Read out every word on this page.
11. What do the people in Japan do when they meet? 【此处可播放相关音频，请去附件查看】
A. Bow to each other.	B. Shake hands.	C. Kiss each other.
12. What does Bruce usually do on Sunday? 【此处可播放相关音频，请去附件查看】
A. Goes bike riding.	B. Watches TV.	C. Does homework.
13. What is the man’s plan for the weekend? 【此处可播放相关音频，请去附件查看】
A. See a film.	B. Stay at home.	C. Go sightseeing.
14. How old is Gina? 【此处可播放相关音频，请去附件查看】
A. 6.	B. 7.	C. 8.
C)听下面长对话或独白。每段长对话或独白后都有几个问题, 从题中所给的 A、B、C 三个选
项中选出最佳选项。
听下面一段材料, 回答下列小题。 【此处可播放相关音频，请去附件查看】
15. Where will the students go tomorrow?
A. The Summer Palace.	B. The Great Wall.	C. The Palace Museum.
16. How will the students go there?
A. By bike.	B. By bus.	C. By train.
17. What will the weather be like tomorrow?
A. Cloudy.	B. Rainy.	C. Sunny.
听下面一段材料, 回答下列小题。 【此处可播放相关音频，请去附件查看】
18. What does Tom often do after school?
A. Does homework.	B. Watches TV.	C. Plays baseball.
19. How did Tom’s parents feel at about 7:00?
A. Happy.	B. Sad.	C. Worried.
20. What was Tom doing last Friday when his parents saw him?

** Short exercise **
In the entries above, locate every line with the word "此处可播放相关音频" and copy it.

** Right answer **
11. What do the people in Japan do when they meet? 【此处可播放相关音频，请去附件查看】
12. What does Bruce usually do on Sunday? 【此处可播放相关音频，请去附件查看】
13. What is the man’s plan for the weekend? 【此处可播放相关音频，请去附件查看】
14. How old is Gina? 【此处可播放相关音频，请去附件查看】
听下面一段材料, 回答下列小题。 【此处可播放相关音频，请去附件查看】
听下面一段材料, 回答下列小题。 【此处可播放相关音频，请去附件查看】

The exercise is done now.